Required task: Repeat all of the material exactly as given.

Material for this exercise:
▬▬▬▬▬▬▬▬▬▬

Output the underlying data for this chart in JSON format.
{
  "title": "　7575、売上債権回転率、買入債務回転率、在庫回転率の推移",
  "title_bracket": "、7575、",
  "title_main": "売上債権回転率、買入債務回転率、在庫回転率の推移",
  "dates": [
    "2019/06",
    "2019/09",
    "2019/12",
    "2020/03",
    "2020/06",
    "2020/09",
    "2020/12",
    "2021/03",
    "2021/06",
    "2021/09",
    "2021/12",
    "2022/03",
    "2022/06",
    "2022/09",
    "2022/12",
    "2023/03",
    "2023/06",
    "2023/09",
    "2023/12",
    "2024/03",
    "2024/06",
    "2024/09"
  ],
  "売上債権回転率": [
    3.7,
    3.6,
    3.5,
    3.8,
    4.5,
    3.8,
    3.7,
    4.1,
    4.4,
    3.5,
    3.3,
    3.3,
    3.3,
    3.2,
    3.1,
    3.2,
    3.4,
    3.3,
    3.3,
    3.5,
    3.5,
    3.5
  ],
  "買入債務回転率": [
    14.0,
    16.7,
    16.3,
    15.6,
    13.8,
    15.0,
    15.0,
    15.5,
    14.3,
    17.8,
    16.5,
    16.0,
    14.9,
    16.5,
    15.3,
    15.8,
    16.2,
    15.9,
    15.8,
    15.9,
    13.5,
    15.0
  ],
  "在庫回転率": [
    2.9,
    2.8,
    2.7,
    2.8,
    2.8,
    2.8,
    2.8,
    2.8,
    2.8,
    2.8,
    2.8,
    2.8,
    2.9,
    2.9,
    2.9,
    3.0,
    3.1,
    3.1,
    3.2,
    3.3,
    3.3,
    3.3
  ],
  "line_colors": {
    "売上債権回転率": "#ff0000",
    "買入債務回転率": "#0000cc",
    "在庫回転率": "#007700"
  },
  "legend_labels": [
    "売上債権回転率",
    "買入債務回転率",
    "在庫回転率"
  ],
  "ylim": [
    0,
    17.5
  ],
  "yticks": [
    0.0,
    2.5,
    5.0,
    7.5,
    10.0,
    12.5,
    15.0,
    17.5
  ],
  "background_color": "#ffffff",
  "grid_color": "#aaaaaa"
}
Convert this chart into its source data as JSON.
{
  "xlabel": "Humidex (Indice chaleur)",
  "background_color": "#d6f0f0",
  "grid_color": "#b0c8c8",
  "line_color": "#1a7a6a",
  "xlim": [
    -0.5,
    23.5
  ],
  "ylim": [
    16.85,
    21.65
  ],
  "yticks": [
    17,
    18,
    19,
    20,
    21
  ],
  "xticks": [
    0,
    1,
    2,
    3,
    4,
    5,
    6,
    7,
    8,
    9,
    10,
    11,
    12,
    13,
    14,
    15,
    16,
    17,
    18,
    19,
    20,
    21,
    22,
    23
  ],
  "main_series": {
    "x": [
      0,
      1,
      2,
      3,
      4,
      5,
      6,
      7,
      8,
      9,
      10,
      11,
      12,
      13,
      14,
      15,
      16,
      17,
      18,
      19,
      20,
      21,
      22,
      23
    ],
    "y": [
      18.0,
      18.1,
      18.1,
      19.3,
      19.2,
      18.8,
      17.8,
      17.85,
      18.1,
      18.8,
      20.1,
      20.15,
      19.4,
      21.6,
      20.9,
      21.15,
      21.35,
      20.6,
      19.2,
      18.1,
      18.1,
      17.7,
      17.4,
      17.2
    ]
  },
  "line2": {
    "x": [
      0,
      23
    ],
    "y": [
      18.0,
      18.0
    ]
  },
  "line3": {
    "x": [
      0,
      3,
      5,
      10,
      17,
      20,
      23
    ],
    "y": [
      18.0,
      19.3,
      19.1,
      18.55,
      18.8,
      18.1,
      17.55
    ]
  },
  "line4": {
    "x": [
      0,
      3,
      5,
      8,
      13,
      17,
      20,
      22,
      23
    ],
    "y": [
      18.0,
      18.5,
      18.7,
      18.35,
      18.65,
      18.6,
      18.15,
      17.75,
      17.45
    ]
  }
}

▬▬▬▬▬▬▬▬▬▬

Result of the exercise:
Output the underlying data for this chart in JSON format.
{
  "title": "　7575、売上債権回転率、買入債務回転率、在庫回転率の推移",
  "title_bracket": "、7575、",
  "title_main": "売上債権回転率、買入債務回転率、在庫回転率の推移",
  "dates": [
    "2019/06",
    "2019/09",
    "2019/12",
    "2020/03",
    "2020/06",
    "2020/09",
    "2020/12",
    "2021/03",
    "2021/06",
    "2021/09",
    "2021/12",
    "2022/03",
    "2022/06",
    "2022/09",
    "2022/12",
    "2023/03",
    "2023/06",
    "2023/09",
    "2023/12",
    "2024/03",
    "2024/06",
    "2024/09"
  ],
  "売上債権回転率": [
    3.7,
    3.6,
    3.5,
    3.8,
    4.5,
    3.8,
    3.7,
    4.1,
    4.4,
    3.5,
    3.3,
    3.3,
    3.3,
    3.2,
    3.1,
    3.2,
    3.4,
    3.3,
    3.3,
    3.5,
    3.5,
    3.5
  ],
  "買入債務回転率": [
    14.0,
    16.7,
    16.3,
    15.6,
    13.8,
    15.0,
    15.0,
    15.5,
    14.3,
    17.8,
    16.5,
    16.0,
    14.9,
    16.5,
    15.3,
    15.8,
    16.2,
    15.9,
    15.8,
    15.9,
    13.5,
    15.0
  ],
  "在庫回転率": [
    2.9,
    2.8,
    2.7,
    2.8,
    2.8,
    2.8,
    2.8,
    2.8,
    2.8,
    2.8,
    2.8,
    2.8,
    2.9,
    2.9,
    2.9,
    3.0,
    3.1,
    3.1,
    3.2,
    3.3,
    3.3,
    3.3
  ],
  "line_colors": {
    "売上債権回転率": "#ff0000",
    "買入債務回転率": "#0000cc",
    "在庫回転率": "#007700"
  },
  "legend_labels": [
    "売上債権回転率",
    "買入債務回転率",
    "在庫回転率"
  ],
  "ylim": [
    0,
    17.5
  ],
  "yticks": [
    0.0,
    2.5,
    5.0,
    7.5,
    10.0,
    12.5,
    15.0,
    17.5
  ],
  "background_color": "#ffffff",
  "grid_color": "#aaaaaa"
}
Convert this chart into its source data as JSON.
{
  "xlabel": "Humidex (Indice chaleur)",
  "background_color": "#d6f0f0",
  "grid_color": "#b0c8c8",
  "line_color": "#1a7a6a",
  "xlim": [
    -0.5,
    23.5
  ],
  "ylim": [
    16.85,
    21.65
  ],
  "yticks": [
    17,
    18,
    19,
    20,
    21
  ],
  "xticks": [
    0,
    1,
    2,
    3,
    4,
    5,
    6,
    7,
    8,
    9,
    10,
    11,
    12,
    13,
    14,
    15,
    16,
    17,
    18,
    19,
    20,
    21,
    22,
    23
  ],
  "main_series": {
    "x": [
      0,
      1,
      2,
      3,
      4,
      5,
      6,
      7,
      8,
      9,
      10,
      11,
      12,
      13,
      14,
      15,
      16,
      17,
      18,
      19,
      20,
      21,
      22,
      23
    ],
    "y": [
      18.0,
      18.1,
      18.1,
      19.3,
      19.2,
      18.8,
      17.8,
      17.85,
      18.1,
      18.8,
      20.1,
      20.15,
      19.4,
      21.6,
      20.9,
      21.15,
      21.35,
      20.6,
      19.2,
      18.1,
      18.1,
      17.7,
      17.4,
      17.2
    ]
  },
  "line2": {
    "x": [
      0,
      23
    ],
    "y": [
      18.0,
      18.0
    ]
  },
  "line3": {
    "x": [
      0,
      3,
      5,
      10,
      17,
      20,
      23
    ],
    "y": [
      18.0,
      19.3,
      19.1,
      18.55,
      18.8,
      18.1,
      17.55
    ]
  },
  "line4": {
    "x": [
      0,
      3,
      5,
      8,
      13,
      17,
      20,
      22,
      23
    ],
    "y": [
      18.0,
      18.5,
      18.7,
      18.35,
      18.65,
      18.6,
      18.15,
      17.75,
      17.45
    ]
  }
}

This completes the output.